_STORED ROWS_
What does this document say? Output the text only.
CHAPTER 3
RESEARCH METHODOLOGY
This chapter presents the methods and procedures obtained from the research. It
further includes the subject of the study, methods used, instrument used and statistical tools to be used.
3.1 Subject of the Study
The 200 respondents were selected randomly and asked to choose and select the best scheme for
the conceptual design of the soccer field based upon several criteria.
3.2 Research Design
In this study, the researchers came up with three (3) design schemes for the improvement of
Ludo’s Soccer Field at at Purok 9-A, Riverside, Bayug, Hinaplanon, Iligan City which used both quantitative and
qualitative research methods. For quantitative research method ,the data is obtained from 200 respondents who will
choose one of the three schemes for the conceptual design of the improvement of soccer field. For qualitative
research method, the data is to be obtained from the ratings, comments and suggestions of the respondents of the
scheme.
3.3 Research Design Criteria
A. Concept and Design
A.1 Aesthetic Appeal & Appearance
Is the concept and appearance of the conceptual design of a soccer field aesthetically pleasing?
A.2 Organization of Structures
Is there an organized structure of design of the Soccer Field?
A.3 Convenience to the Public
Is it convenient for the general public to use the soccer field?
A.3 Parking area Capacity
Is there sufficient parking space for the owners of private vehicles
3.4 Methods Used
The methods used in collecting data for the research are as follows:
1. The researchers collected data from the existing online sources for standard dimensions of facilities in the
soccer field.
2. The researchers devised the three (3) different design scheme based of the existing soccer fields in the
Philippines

_WHAT IS EXPECTED_
Copy out each line exactly.

_RESULT OF THIS TASK_
What does this document say? Output the text only.
CHAPTER 3
RESEARCH METHODOLOGY
This chapter presents the methods and procedures obtained from the research. It
further includes the subject of the study, methods used, instrument used and statistical tools to be used.
3.1 Subject of the Study
The 200 respondents were selected randomly and asked to choose and select the best scheme for
the conceptual design of the soccer field based upon several criteria.
3.2 Research Design
In this study, the researchers came up with three (3) design schemes for the improvement of
Ludo’s Soccer Field at at Purok 9-A, Riverside, Bayug, Hinaplanon, Iligan City which used both quantitative and
qualitative research methods. For quantitative research method ,the data is obtained from 200 respondents who will
choose one of the three schemes for the conceptual design of the improvement of soccer field. For qualitative
research method, the data is to be obtained from the ratings, comments and suggestions of the respondents of the
scheme.
3.3 Research Design Criteria
A. Concept and Design
A.1 Aesthetic Appeal & Appearance
Is the concept and appearance of the conceptual design of a soccer field aesthetically pleasing?
A.2 Organization of Structures
Is there an organized structure of design of the Soccer Field?
A.3 Convenience to the Public
Is it convenient for the general public to use the soccer field?
A.3 Parking area Capacity
Is there sufficient parking space for the owners of private vehicles
3.4 Methods Used
The methods used in collecting data for the research are as follows:
1. The researchers collected data from the existing online sources for standard dimensions of facilities in the
soccer field.
2. The researchers devised the three (3) different design scheme based of the existing soccer fields in the
Philippines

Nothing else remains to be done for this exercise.